= Request =
From the records, pick out and copy each line containing "rated".

[Collected data entries]
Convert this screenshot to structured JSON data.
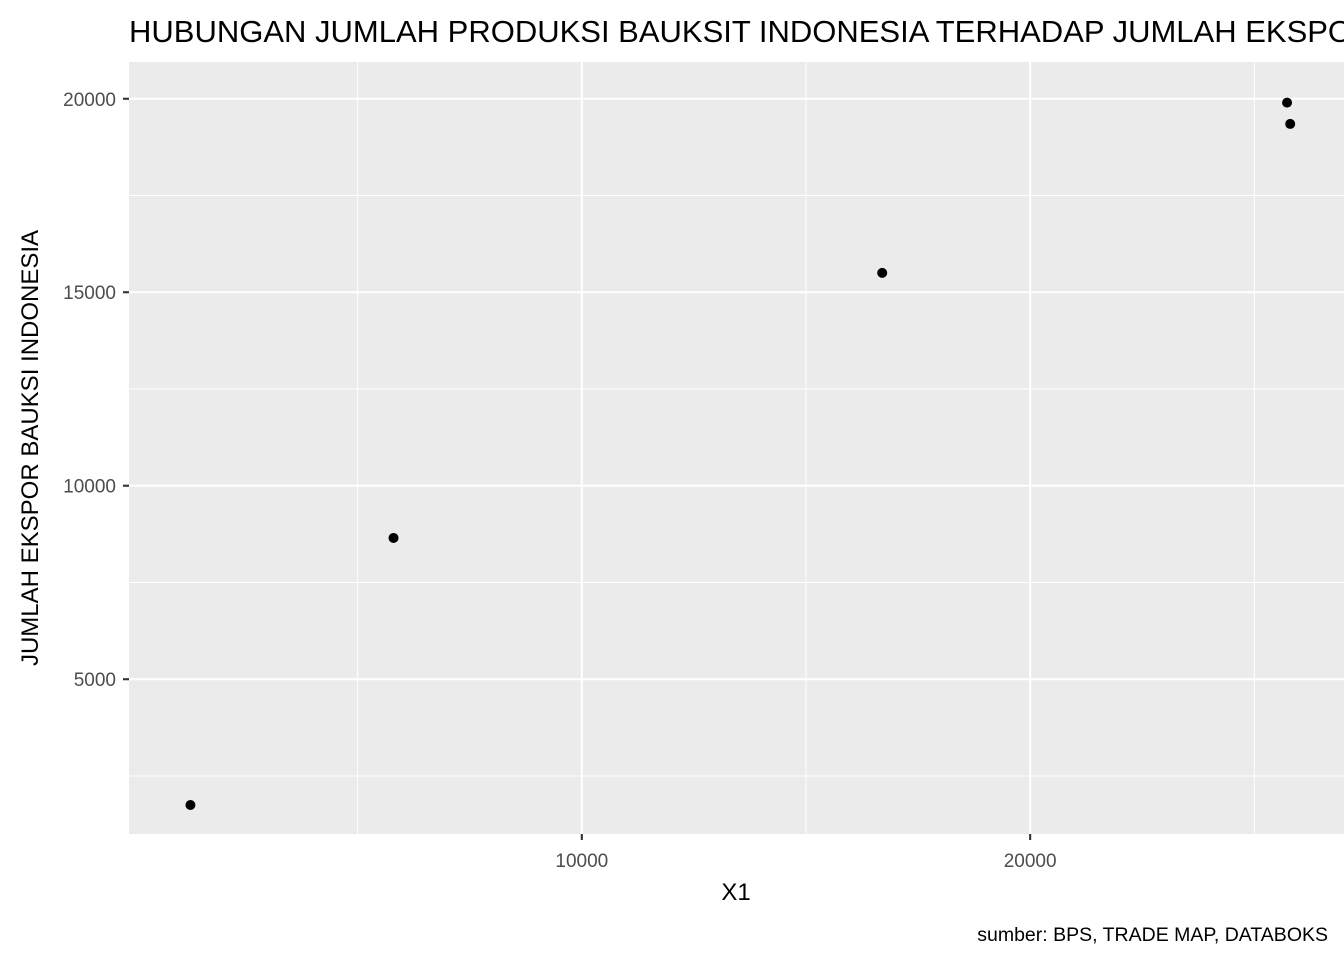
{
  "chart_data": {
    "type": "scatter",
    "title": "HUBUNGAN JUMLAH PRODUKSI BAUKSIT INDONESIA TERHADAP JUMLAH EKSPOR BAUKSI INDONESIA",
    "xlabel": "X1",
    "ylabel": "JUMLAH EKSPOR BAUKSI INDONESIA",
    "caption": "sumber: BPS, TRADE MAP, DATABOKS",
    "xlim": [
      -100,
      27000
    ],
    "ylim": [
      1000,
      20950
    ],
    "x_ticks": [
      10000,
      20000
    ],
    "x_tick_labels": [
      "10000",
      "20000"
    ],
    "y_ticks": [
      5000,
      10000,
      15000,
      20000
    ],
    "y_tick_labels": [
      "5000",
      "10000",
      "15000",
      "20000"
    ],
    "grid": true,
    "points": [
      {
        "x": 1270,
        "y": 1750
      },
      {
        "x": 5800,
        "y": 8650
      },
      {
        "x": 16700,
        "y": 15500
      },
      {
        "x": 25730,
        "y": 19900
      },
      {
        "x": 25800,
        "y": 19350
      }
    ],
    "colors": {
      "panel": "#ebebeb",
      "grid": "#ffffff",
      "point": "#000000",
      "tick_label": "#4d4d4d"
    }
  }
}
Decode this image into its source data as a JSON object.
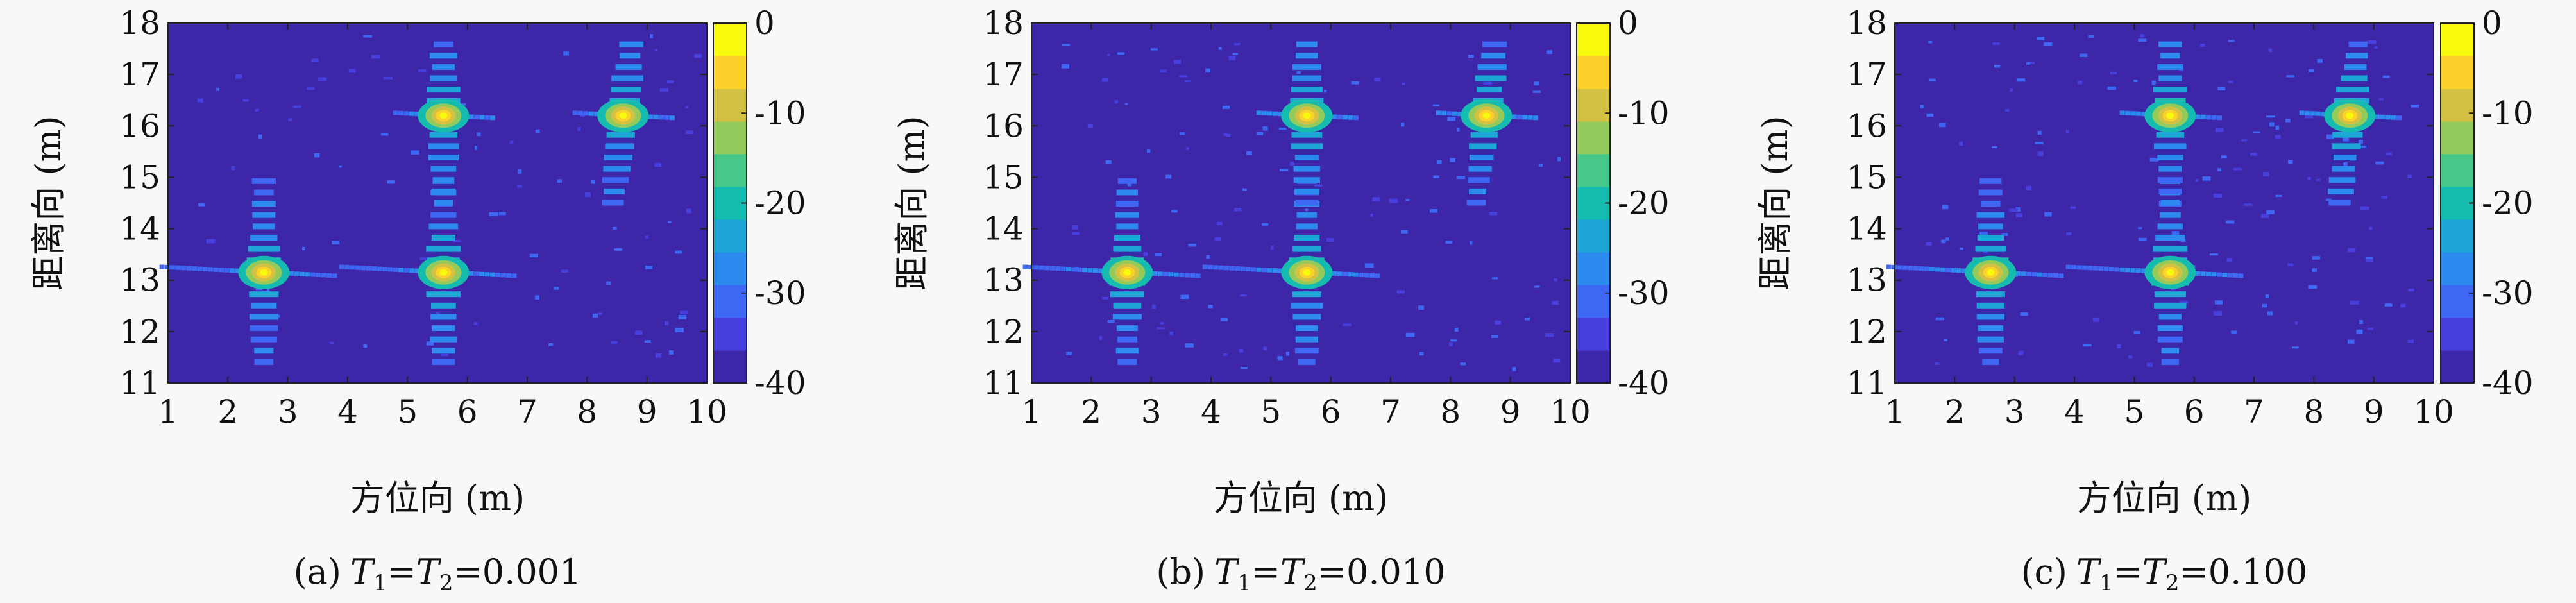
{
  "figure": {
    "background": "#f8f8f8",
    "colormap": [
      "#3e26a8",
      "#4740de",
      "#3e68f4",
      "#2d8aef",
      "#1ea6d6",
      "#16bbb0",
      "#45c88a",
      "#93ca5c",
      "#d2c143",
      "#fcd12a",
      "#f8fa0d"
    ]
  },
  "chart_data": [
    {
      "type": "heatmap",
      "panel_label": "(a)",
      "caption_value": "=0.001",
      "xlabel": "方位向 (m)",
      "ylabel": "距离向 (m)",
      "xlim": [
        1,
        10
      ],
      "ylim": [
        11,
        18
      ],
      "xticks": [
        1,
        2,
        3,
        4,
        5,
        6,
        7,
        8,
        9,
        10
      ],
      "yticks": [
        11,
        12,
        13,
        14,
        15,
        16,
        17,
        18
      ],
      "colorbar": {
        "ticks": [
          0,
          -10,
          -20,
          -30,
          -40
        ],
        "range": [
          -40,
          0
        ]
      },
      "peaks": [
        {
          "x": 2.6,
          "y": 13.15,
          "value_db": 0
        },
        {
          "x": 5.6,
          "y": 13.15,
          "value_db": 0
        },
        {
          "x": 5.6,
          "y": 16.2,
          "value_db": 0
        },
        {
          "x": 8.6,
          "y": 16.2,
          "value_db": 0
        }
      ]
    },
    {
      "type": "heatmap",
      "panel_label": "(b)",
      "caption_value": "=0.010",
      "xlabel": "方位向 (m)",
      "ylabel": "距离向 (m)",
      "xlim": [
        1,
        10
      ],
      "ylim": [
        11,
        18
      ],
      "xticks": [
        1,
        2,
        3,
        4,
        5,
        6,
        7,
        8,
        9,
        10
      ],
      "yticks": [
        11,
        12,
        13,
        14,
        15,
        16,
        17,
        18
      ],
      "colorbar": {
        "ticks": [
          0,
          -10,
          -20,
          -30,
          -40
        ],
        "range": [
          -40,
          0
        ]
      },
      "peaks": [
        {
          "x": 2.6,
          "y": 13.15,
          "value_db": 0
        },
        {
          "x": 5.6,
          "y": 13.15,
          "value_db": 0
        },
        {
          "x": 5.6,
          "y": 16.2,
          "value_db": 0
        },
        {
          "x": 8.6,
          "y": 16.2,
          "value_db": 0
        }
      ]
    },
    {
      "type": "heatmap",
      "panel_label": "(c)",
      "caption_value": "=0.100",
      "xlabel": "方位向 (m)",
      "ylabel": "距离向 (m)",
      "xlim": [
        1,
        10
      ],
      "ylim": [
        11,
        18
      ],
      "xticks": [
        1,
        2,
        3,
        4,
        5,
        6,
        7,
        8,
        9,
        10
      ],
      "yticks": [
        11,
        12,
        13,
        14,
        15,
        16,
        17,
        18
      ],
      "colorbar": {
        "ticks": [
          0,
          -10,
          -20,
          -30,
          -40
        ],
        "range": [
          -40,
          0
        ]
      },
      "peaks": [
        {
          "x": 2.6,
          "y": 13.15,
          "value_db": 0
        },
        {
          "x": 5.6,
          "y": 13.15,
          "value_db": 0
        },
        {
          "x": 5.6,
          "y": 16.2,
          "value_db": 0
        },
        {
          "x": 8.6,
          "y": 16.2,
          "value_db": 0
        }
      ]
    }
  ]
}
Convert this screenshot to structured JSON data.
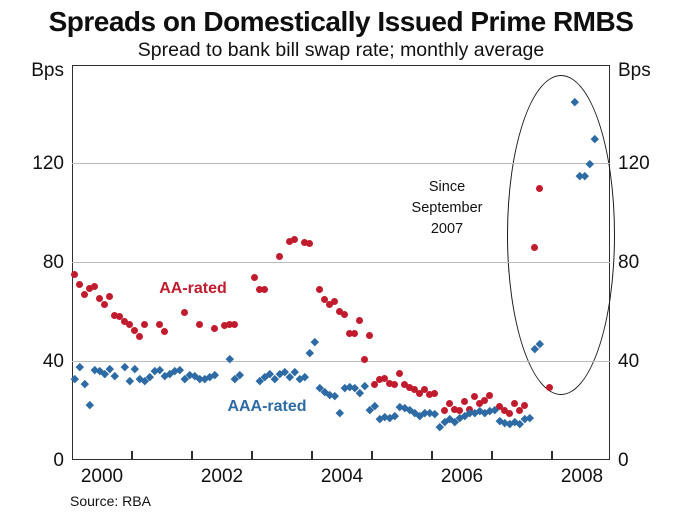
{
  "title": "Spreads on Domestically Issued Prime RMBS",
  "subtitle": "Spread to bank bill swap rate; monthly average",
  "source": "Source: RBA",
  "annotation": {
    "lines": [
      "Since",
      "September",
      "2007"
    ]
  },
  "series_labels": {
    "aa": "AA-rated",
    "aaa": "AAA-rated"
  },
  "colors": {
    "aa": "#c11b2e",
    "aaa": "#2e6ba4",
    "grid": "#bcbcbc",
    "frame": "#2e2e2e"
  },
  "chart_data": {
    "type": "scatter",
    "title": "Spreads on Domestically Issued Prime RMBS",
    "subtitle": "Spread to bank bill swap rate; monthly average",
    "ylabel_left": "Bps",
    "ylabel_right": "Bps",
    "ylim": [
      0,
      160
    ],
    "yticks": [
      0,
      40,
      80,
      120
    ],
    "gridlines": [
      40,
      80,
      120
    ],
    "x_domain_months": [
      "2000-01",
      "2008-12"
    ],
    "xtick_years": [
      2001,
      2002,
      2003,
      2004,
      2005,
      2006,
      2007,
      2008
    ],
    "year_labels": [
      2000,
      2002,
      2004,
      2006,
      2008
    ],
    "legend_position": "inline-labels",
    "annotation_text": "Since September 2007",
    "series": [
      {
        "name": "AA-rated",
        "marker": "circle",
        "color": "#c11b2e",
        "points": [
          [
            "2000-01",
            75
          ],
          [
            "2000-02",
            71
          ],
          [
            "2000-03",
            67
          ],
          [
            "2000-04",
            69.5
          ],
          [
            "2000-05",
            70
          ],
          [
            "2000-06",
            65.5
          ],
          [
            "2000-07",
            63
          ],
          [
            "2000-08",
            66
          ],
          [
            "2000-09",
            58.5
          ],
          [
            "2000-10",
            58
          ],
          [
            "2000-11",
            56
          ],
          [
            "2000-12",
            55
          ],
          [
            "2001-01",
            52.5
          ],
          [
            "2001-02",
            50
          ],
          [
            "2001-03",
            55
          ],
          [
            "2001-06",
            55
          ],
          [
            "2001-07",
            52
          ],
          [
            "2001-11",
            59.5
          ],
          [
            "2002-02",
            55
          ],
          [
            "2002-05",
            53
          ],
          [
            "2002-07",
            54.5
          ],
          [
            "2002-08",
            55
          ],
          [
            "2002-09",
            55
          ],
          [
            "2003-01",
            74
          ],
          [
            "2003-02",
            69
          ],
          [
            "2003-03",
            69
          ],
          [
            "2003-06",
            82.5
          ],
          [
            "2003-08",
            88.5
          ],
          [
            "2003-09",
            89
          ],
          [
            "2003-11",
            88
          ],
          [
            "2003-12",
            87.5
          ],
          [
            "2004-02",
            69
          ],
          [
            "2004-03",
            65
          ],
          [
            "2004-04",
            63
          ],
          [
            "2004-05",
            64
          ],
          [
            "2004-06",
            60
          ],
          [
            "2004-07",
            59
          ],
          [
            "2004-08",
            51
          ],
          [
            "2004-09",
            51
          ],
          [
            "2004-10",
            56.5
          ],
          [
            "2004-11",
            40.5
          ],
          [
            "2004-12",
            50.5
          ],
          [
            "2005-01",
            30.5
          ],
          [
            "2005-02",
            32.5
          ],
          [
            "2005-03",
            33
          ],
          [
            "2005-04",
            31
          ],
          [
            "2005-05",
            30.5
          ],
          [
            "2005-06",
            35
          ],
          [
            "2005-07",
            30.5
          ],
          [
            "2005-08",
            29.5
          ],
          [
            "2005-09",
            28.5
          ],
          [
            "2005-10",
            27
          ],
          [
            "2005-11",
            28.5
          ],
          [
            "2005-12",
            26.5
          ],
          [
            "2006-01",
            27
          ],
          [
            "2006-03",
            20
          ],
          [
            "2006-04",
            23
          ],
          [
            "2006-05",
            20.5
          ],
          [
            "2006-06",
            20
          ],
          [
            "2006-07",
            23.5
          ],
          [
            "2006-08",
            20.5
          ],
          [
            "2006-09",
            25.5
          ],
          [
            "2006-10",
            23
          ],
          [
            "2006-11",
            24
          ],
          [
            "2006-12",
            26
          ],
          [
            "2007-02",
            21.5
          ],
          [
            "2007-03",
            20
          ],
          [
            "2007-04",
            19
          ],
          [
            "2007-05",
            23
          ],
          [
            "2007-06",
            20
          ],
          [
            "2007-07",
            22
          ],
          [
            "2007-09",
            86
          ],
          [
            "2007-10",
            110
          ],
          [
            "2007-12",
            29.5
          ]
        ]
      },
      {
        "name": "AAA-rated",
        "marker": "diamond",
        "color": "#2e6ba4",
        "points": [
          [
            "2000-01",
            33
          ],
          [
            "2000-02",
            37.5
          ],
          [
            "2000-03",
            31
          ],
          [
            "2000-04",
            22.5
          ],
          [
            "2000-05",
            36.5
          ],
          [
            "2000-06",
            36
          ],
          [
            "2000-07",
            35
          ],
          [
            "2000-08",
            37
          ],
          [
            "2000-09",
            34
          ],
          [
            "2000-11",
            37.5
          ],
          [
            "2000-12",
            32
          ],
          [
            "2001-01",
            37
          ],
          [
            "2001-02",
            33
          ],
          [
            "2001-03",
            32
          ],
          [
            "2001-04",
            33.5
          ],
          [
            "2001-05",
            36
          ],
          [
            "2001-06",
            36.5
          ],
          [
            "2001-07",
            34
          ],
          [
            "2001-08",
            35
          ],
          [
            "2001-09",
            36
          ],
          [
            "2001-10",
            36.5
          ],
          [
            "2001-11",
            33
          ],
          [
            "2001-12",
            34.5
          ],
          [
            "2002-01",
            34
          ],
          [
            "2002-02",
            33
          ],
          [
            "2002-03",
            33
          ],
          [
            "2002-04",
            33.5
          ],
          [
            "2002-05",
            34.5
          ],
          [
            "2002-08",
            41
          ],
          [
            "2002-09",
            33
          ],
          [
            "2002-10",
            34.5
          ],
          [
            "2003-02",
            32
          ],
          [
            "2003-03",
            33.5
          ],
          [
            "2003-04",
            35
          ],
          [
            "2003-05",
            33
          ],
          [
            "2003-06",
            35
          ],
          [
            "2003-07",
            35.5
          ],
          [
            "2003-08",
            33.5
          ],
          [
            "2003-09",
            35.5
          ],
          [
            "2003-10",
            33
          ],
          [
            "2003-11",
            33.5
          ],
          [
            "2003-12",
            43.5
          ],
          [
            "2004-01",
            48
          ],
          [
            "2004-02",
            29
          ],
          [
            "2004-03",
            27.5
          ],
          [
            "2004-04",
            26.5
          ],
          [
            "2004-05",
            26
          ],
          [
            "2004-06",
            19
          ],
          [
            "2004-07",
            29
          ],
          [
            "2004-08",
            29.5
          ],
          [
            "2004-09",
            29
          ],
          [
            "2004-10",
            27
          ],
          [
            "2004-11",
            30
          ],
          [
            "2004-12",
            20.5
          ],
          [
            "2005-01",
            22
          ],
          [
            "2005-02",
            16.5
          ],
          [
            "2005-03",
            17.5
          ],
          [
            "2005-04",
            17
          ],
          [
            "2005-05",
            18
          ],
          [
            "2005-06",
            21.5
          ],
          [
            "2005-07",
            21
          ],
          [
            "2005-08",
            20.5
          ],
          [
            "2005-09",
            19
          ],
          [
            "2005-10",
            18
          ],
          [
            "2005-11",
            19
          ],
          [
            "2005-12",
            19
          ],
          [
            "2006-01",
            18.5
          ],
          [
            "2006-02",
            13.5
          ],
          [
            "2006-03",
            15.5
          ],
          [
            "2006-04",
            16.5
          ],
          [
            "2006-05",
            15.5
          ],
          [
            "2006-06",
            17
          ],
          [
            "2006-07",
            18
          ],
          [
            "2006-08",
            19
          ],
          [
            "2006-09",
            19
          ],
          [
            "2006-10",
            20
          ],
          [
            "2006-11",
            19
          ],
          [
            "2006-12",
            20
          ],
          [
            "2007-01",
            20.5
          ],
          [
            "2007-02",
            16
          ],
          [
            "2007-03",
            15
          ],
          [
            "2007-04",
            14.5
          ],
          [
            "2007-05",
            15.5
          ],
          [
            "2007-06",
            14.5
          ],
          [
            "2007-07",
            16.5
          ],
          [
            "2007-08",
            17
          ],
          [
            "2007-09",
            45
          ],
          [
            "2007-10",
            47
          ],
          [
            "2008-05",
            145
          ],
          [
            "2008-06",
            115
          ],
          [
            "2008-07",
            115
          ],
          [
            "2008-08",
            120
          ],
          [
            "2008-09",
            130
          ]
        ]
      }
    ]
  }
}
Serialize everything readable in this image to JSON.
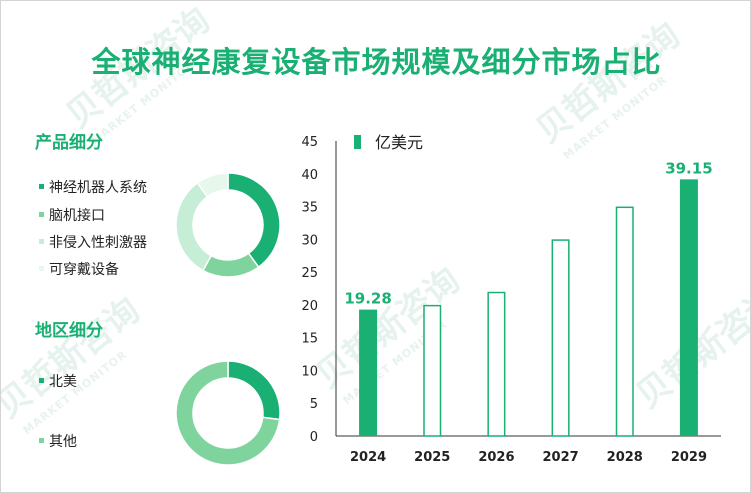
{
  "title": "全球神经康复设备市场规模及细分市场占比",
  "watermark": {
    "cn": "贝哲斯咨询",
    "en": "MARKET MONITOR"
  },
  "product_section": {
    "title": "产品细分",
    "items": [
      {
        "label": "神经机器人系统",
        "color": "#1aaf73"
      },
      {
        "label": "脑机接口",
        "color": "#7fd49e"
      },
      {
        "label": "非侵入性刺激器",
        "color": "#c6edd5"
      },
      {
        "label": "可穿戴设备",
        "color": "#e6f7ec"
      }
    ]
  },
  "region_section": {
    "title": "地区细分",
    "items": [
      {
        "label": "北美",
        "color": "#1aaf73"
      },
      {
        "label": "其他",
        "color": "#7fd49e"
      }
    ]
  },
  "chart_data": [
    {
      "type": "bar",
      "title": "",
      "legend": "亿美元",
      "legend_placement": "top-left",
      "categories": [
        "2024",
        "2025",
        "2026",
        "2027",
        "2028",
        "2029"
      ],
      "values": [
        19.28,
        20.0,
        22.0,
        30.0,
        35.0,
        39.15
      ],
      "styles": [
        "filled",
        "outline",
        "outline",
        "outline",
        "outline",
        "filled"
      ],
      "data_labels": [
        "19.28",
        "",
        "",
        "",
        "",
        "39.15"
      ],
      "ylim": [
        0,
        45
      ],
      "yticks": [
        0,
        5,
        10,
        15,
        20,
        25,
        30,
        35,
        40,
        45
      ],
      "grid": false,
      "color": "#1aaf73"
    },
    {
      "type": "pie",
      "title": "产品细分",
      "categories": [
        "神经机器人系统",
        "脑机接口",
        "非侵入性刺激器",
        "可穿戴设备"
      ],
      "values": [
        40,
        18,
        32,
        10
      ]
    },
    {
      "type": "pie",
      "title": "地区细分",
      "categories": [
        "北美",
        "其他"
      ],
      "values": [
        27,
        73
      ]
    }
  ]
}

= Solution for this exercise =
    "aa": "AA-rated",
    "aaa": "AAA-rated"
        "name": "AA-rated",
        "name": "AAA-rated",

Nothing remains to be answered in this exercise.